======== Given records
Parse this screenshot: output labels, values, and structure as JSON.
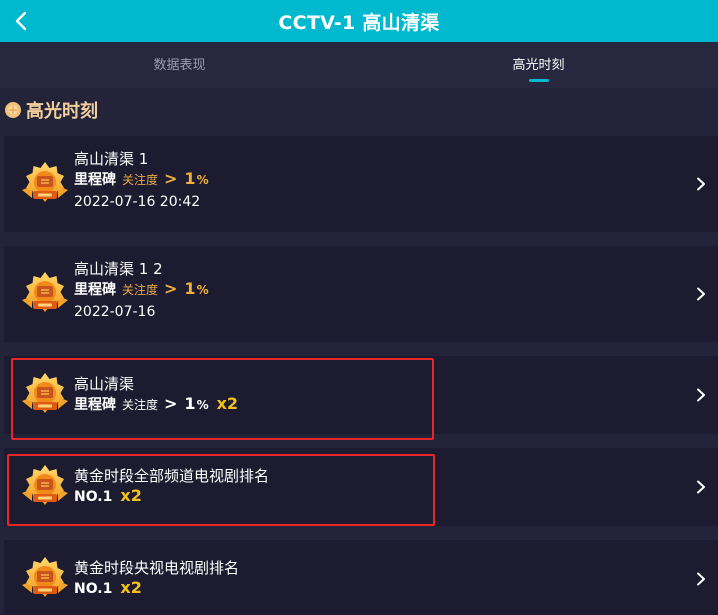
{
  "header": {
    "title": "CCTV-1 高山清渠",
    "back_icon": "chevron-left-icon",
    "background": "#00b9cf"
  },
  "tabs": [
    {
      "label": "数据表现",
      "active": false
    },
    {
      "label": "高光时刻",
      "active": true
    }
  ],
  "section": {
    "title": "高光时刻",
    "icon": "gold-dot-icon"
  },
  "cards": [
    {
      "title": "高山清渠 1",
      "stat": {
        "label": "里程碑",
        "metric": "关注度",
        "symbol": ">",
        "value": "1",
        "unit": "%"
      },
      "date": "2022-07-16 20:42"
    },
    {
      "title": "高山清渠 1 2",
      "stat": {
        "label": "里程碑",
        "metric": "关注度",
        "symbol": ">",
        "value": "1",
        "unit": "%"
      },
      "date": "2022-07-16"
    },
    {
      "title": "高山清渠",
      "stat": {
        "label": "里程碑",
        "metric": "关注度",
        "symbol": ">",
        "value": "1",
        "unit": "%",
        "multiplier": "x2"
      }
    },
    {
      "title": "黄金时段全部频道电视剧排名",
      "stat": {
        "label": "NO.1",
        "multiplier": "x2"
      }
    },
    {
      "title": "黄金时段央视电视剧排名",
      "stat": {
        "label": "NO.1",
        "multiplier": "x2"
      }
    }
  ],
  "colors": {
    "page_bg": "#23233a",
    "card_bg": "#1c1b2f",
    "accent_gold": "#f0b13c",
    "highlight_border": "#e8262a"
  }
}
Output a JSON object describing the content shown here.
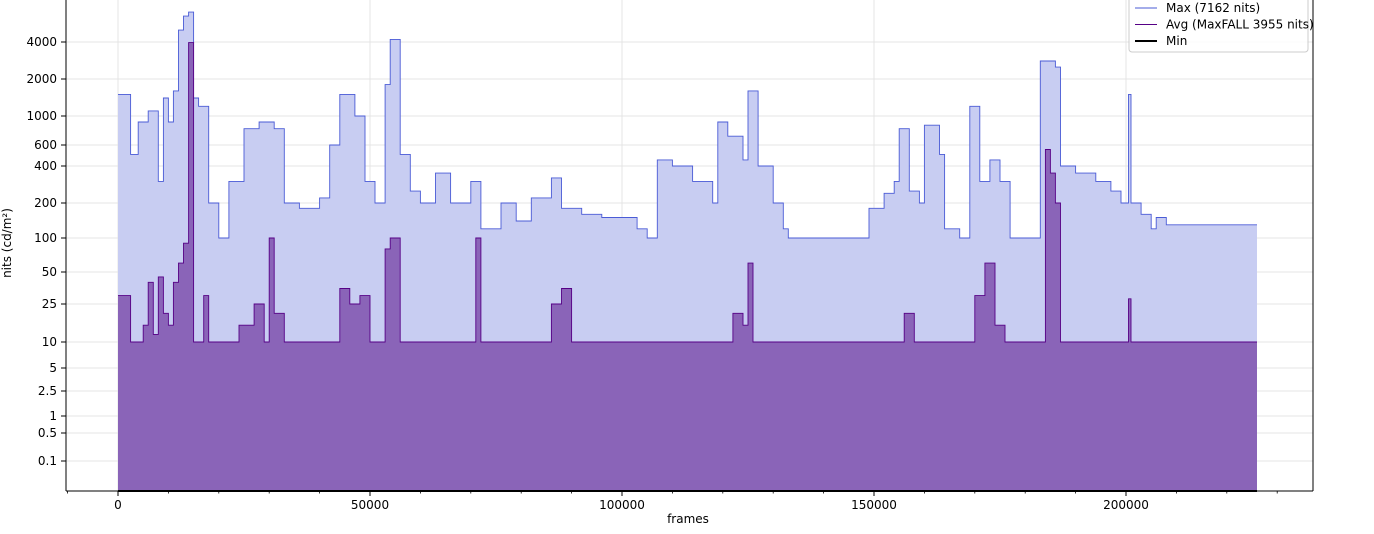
{
  "chart_data": {
    "type": "area",
    "xlabel": "frames",
    "ylabel": "nits (cd/m²)",
    "y_scale": "pq-log",
    "x_range": [
      -10000,
      230000
    ],
    "x_ticks": [
      0,
      50000,
      100000,
      150000,
      200000
    ],
    "x_tick_labels": [
      "0",
      "50000",
      "100000",
      "150000",
      "200000"
    ],
    "y_ticks": [
      0.1,
      0.5,
      1,
      2.5,
      5,
      10,
      25,
      50,
      100,
      200,
      400,
      600,
      1000,
      2000,
      4000
    ],
    "y_tick_labels": [
      "0.1",
      "0.5",
      "1",
      "2.5",
      "5",
      "10",
      "25",
      "50",
      "100",
      "200",
      "400",
      "600",
      "1000",
      "2000",
      "4000"
    ],
    "grid": true,
    "legend_position": "top-right",
    "series": [
      {
        "name": "Max (7162 nits)",
        "color": "#4a5bd6",
        "fill": "#c8cdf2",
        "points": [
          [
            0,
            1500
          ],
          [
            2000,
            1500
          ],
          [
            2500,
            500
          ],
          [
            4000,
            900
          ],
          [
            6000,
            1100
          ],
          [
            8000,
            300
          ],
          [
            9000,
            1400
          ],
          [
            10000,
            900
          ],
          [
            11000,
            1600
          ],
          [
            12000,
            5000
          ],
          [
            13000,
            6500
          ],
          [
            14000,
            7000
          ],
          [
            15000,
            1400
          ],
          [
            16000,
            1200
          ],
          [
            18000,
            200
          ],
          [
            20000,
            100
          ],
          [
            22000,
            300
          ],
          [
            25000,
            800
          ],
          [
            28000,
            900
          ],
          [
            31000,
            800
          ],
          [
            33000,
            200
          ],
          [
            36000,
            180
          ],
          [
            40000,
            220
          ],
          [
            42000,
            600
          ],
          [
            44000,
            1500
          ],
          [
            47000,
            1000
          ],
          [
            49000,
            300
          ],
          [
            51000,
            200
          ],
          [
            53000,
            1800
          ],
          [
            54000,
            4200
          ],
          [
            56000,
            500
          ],
          [
            58000,
            250
          ],
          [
            60000,
            200
          ],
          [
            63000,
            350
          ],
          [
            66000,
            200
          ],
          [
            70000,
            300
          ],
          [
            72000,
            120
          ],
          [
            76000,
            200
          ],
          [
            79000,
            140
          ],
          [
            82000,
            220
          ],
          [
            86000,
            320
          ],
          [
            88000,
            180
          ],
          [
            92000,
            160
          ],
          [
            96000,
            150
          ],
          [
            100000,
            150
          ],
          [
            103000,
            120
          ],
          [
            105000,
            100
          ],
          [
            107000,
            450
          ],
          [
            110000,
            400
          ],
          [
            114000,
            300
          ],
          [
            118000,
            200
          ],
          [
            119000,
            900
          ],
          [
            121000,
            700
          ],
          [
            124000,
            450
          ],
          [
            125000,
            1600
          ],
          [
            127000,
            400
          ],
          [
            130000,
            200
          ],
          [
            132000,
            120
          ],
          [
            133000,
            100
          ],
          [
            138000,
            100
          ],
          [
            142000,
            100
          ],
          [
            147000,
            100
          ],
          [
            149000,
            180
          ],
          [
            152000,
            240
          ],
          [
            154000,
            300
          ],
          [
            155000,
            800
          ],
          [
            157000,
            250
          ],
          [
            159000,
            200
          ],
          [
            160000,
            850
          ],
          [
            163000,
            500
          ],
          [
            164000,
            120
          ],
          [
            167000,
            100
          ],
          [
            169000,
            1200
          ],
          [
            171000,
            300
          ],
          [
            173000,
            450
          ],
          [
            175000,
            300
          ],
          [
            177000,
            100
          ],
          [
            181000,
            100
          ],
          [
            183000,
            2800
          ],
          [
            185000,
            2800
          ],
          [
            186000,
            2500
          ],
          [
            187000,
            400
          ],
          [
            190000,
            350
          ],
          [
            194000,
            300
          ],
          [
            197000,
            250
          ],
          [
            199000,
            200
          ],
          [
            200500,
            1500
          ],
          [
            201000,
            200
          ],
          [
            203000,
            160
          ],
          [
            205000,
            120
          ],
          [
            206000,
            150
          ],
          [
            208000,
            130
          ],
          [
            226000,
            130
          ]
        ]
      },
      {
        "name": "Avg (MaxFALL 3955 nits)",
        "color": "#560086",
        "fill": "#8a64b8",
        "points": [
          [
            0,
            30
          ],
          [
            2000,
            30
          ],
          [
            2500,
            10
          ],
          [
            5000,
            15
          ],
          [
            6000,
            40
          ],
          [
            7000,
            12
          ],
          [
            8000,
            45
          ],
          [
            9000,
            20
          ],
          [
            10000,
            15
          ],
          [
            11000,
            40
          ],
          [
            12000,
            60
          ],
          [
            13000,
            90
          ],
          [
            14000,
            3955
          ],
          [
            15000,
            10
          ],
          [
            17000,
            30
          ],
          [
            18000,
            10
          ],
          [
            22000,
            10
          ],
          [
            24000,
            15
          ],
          [
            27000,
            25
          ],
          [
            29000,
            10
          ],
          [
            30000,
            100
          ],
          [
            31000,
            20
          ],
          [
            33000,
            10
          ],
          [
            42000,
            10
          ],
          [
            44000,
            35
          ],
          [
            46000,
            25
          ],
          [
            48000,
            30
          ],
          [
            50000,
            10
          ],
          [
            53000,
            80
          ],
          [
            54000,
            100
          ],
          [
            56000,
            10
          ],
          [
            70000,
            10
          ],
          [
            71000,
            100
          ],
          [
            72000,
            10
          ],
          [
            84000,
            10
          ],
          [
            86000,
            25
          ],
          [
            88000,
            35
          ],
          [
            90000,
            10
          ],
          [
            120000,
            10
          ],
          [
            122000,
            20
          ],
          [
            124000,
            15
          ],
          [
            125000,
            60
          ],
          [
            126000,
            10
          ],
          [
            155000,
            10
          ],
          [
            156000,
            20
          ],
          [
            158000,
            10
          ],
          [
            168000,
            10
          ],
          [
            170000,
            30
          ],
          [
            172000,
            60
          ],
          [
            174000,
            15
          ],
          [
            176000,
            10
          ],
          [
            183000,
            10
          ],
          [
            184000,
            550
          ],
          [
            185000,
            350
          ],
          [
            186000,
            200
          ],
          [
            187000,
            10
          ],
          [
            200000,
            10
          ],
          [
            200500,
            28
          ],
          [
            201000,
            10
          ],
          [
            226000,
            10
          ]
        ]
      },
      {
        "name": "Min",
        "color": "#000000",
        "points": [
          [
            0,
            0.02
          ],
          [
            226000,
            0.02
          ]
        ]
      }
    ]
  }
}
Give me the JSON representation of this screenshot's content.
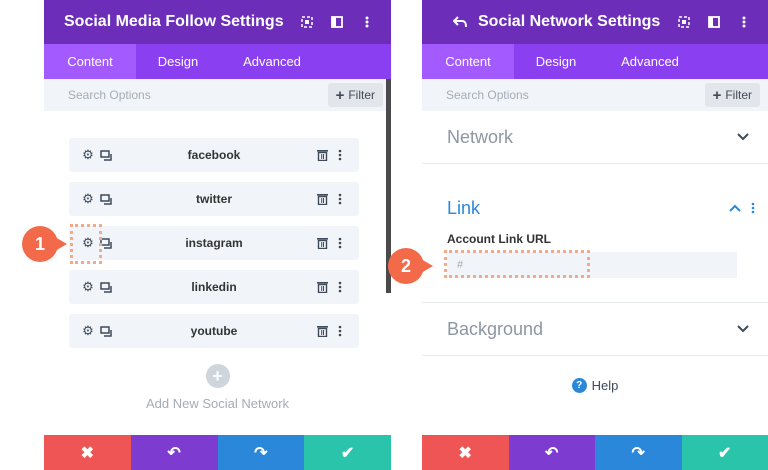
{
  "left_panel": {
    "title": "Social Media Follow Settings",
    "tabs": [
      {
        "label": "Content"
      },
      {
        "label": "Design"
      },
      {
        "label": "Advanced"
      }
    ],
    "search": {
      "placeholder": "Search Options",
      "filter_label": "Filter"
    },
    "networks": [
      {
        "label": "facebook"
      },
      {
        "label": "twitter"
      },
      {
        "label": "instagram"
      },
      {
        "label": "linkedin"
      },
      {
        "label": "youtube"
      }
    ],
    "add_label": "Add New Social Network"
  },
  "right_panel": {
    "title": "Social Network Settings",
    "tabs": [
      {
        "label": "Content"
      },
      {
        "label": "Design"
      },
      {
        "label": "Advanced"
      }
    ],
    "search": {
      "placeholder": "Search Options",
      "filter_label": "Filter"
    },
    "sections": {
      "network": "Network",
      "link": "Link",
      "background": "Background"
    },
    "field_label": "Account Link URL",
    "field_value": "#",
    "help_label": "Help"
  },
  "callouts": {
    "one": "1",
    "two": "2"
  },
  "colors": {
    "header": "#6c2eb9",
    "tabs": "#8a3ff0",
    "tab_active": "#a35bff",
    "cancel": "#ef5555",
    "undo": "#7e3bd0",
    "redo": "#2b87da",
    "save": "#29c4a9",
    "callout": "#f26a4a"
  }
}
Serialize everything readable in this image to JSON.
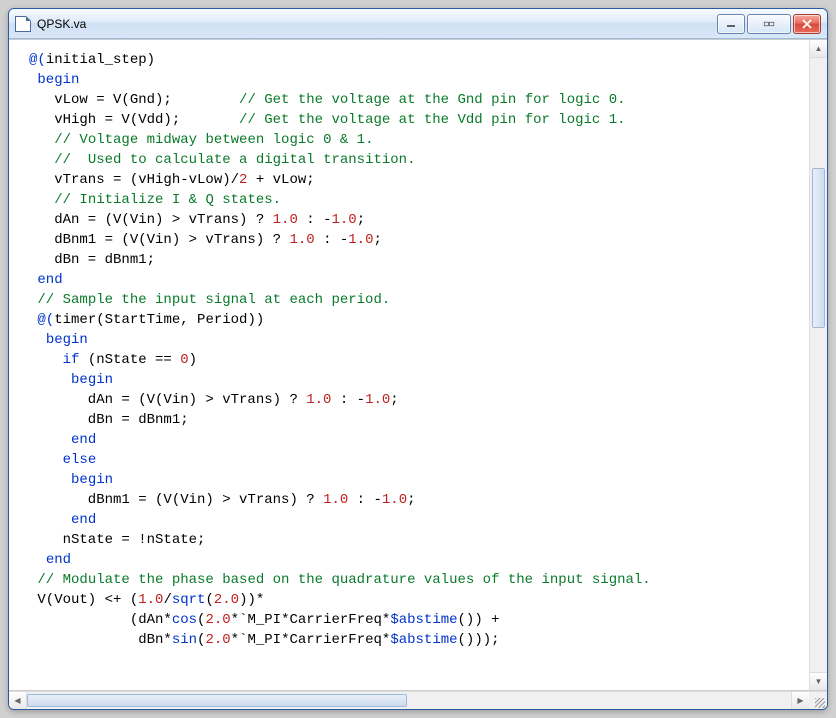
{
  "window": {
    "title": "QPSK.va"
  },
  "code": {
    "lines": [
      [
        [
          "@(",
          "kw"
        ],
        [
          "initial_step",
          "plain"
        ],
        [
          ")",
          "plain"
        ]
      ],
      [
        [
          " ",
          "plain"
        ],
        [
          "begin",
          "kw"
        ]
      ],
      [
        [
          "   vLow = V(Gnd);        ",
          "plain"
        ],
        [
          "// Get the voltage at the Gnd pin for logic 0.",
          "comment"
        ]
      ],
      [
        [
          "   vHigh = V(Vdd);       ",
          "plain"
        ],
        [
          "// Get the voltage at the Vdd pin for logic 1.",
          "comment"
        ]
      ],
      [
        [
          "   ",
          "plain"
        ],
        [
          "// Voltage midway between logic 0 & 1.",
          "comment"
        ]
      ],
      [
        [
          "   ",
          "plain"
        ],
        [
          "//  Used to calculate a digital transition.",
          "comment"
        ]
      ],
      [
        [
          "   vTrans = (vHigh-vLow)/",
          "plain"
        ],
        [
          "2",
          "num"
        ],
        [
          " + vLow;",
          "plain"
        ]
      ],
      [
        [
          "   ",
          "plain"
        ],
        [
          "// Initialize I & Q states.",
          "comment"
        ]
      ],
      [
        [
          "   dAn = (V(Vin) > vTrans) ? ",
          "plain"
        ],
        [
          "1.0",
          "num"
        ],
        [
          " : -",
          "plain"
        ],
        [
          "1.0",
          "num"
        ],
        [
          ";",
          "plain"
        ]
      ],
      [
        [
          "   dBnm1 = (V(Vin) > vTrans) ? ",
          "plain"
        ],
        [
          "1.0",
          "num"
        ],
        [
          " : -",
          "plain"
        ],
        [
          "1.0",
          "num"
        ],
        [
          ";",
          "plain"
        ]
      ],
      [
        [
          "   dBn = dBnm1;",
          "plain"
        ]
      ],
      [
        [
          " ",
          "plain"
        ],
        [
          "end",
          "kw"
        ]
      ],
      [
        [
          "",
          "plain"
        ]
      ],
      [
        [
          " ",
          "plain"
        ],
        [
          "// Sample the input signal at each period.",
          "comment"
        ]
      ],
      [
        [
          " ",
          "plain"
        ],
        [
          "@(",
          "kw"
        ],
        [
          "timer",
          "plain"
        ],
        [
          "(StartTime, Period))",
          "plain"
        ]
      ],
      [
        [
          "  ",
          "plain"
        ],
        [
          "begin",
          "kw"
        ]
      ],
      [
        [
          "    ",
          "plain"
        ],
        [
          "if",
          "kw"
        ],
        [
          " (nState == ",
          "plain"
        ],
        [
          "0",
          "num"
        ],
        [
          ")",
          "plain"
        ]
      ],
      [
        [
          "     ",
          "plain"
        ],
        [
          "begin",
          "kw"
        ]
      ],
      [
        [
          "       dAn = (V(Vin) > vTrans) ? ",
          "plain"
        ],
        [
          "1.0",
          "num"
        ],
        [
          " : -",
          "plain"
        ],
        [
          "1.0",
          "num"
        ],
        [
          ";",
          "plain"
        ]
      ],
      [
        [
          "       dBn = dBnm1;",
          "plain"
        ]
      ],
      [
        [
          "     ",
          "plain"
        ],
        [
          "end",
          "kw"
        ]
      ],
      [
        [
          "    ",
          "plain"
        ],
        [
          "else",
          "kw"
        ]
      ],
      [
        [
          "     ",
          "plain"
        ],
        [
          "begin",
          "kw"
        ]
      ],
      [
        [
          "       dBnm1 = (V(Vin) > vTrans) ? ",
          "plain"
        ],
        [
          "1.0",
          "num"
        ],
        [
          " : -",
          "plain"
        ],
        [
          "1.0",
          "num"
        ],
        [
          ";",
          "plain"
        ]
      ],
      [
        [
          "     ",
          "plain"
        ],
        [
          "end",
          "kw"
        ]
      ],
      [
        [
          "    nState = !nState;",
          "plain"
        ]
      ],
      [
        [
          "  ",
          "plain"
        ],
        [
          "end",
          "kw"
        ]
      ],
      [
        [
          "",
          "plain"
        ]
      ],
      [
        [
          " ",
          "plain"
        ],
        [
          "// Modulate the phase based on the quadrature values of the input signal.",
          "comment"
        ]
      ],
      [
        [
          " V(Vout) <+ (",
          "plain"
        ],
        [
          "1.0",
          "num"
        ],
        [
          "/",
          "plain"
        ],
        [
          "sqrt",
          "kw"
        ],
        [
          "(",
          "plain"
        ],
        [
          "2.0",
          "num"
        ],
        [
          "))*",
          "plain"
        ]
      ],
      [
        [
          "            (dAn*",
          "plain"
        ],
        [
          "cos",
          "kw"
        ],
        [
          "(",
          "plain"
        ],
        [
          "2.0",
          "num"
        ],
        [
          "*`M_PI*CarrierFreq*",
          "plain"
        ],
        [
          "$abstime",
          "kw"
        ],
        [
          "()) +",
          "plain"
        ]
      ],
      [
        [
          "             dBn*",
          "plain"
        ],
        [
          "sin",
          "kw"
        ],
        [
          "(",
          "plain"
        ],
        [
          "2.0",
          "num"
        ],
        [
          "*`M_PI*CarrierFreq*",
          "plain"
        ],
        [
          "$abstime",
          "kw"
        ],
        [
          "()));",
          "plain"
        ]
      ]
    ]
  }
}
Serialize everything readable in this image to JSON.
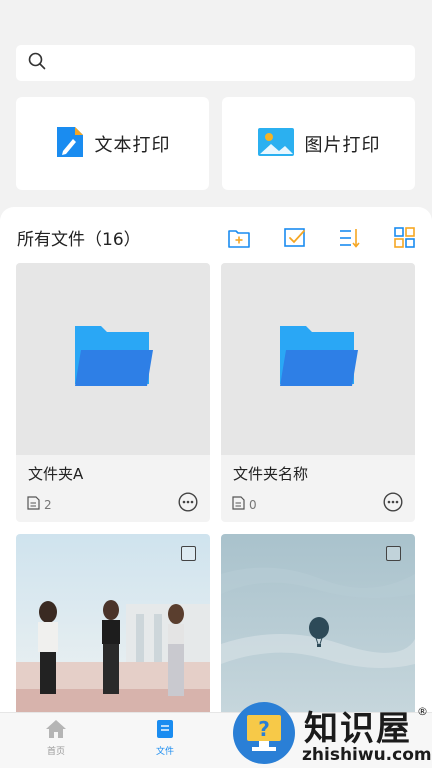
{
  "search": {
    "placeholder": "",
    "value": ""
  },
  "actions": {
    "text_print_label": "文本打印",
    "image_print_label": "图片打印"
  },
  "files": {
    "header": "所有文件（16）",
    "folders": [
      {
        "name": "文件夹A",
        "count": "2"
      },
      {
        "name": "文件夹名称",
        "count": "0"
      }
    ]
  },
  "tabs": [
    {
      "label": "首页",
      "active": false
    },
    {
      "label": "文件",
      "active": true
    }
  ],
  "watermark": {
    "cn": "知识屋",
    "en": "zhishiwu.com",
    "reg": "®"
  },
  "colors": {
    "accent": "#1a8cf0",
    "toolbar_orange": "#f5a623",
    "folder_blue": "#3a8ff0"
  }
}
================
Determine how many lines in the listing above hold the word "input", answering with the number only.

> [Result of the task]: 2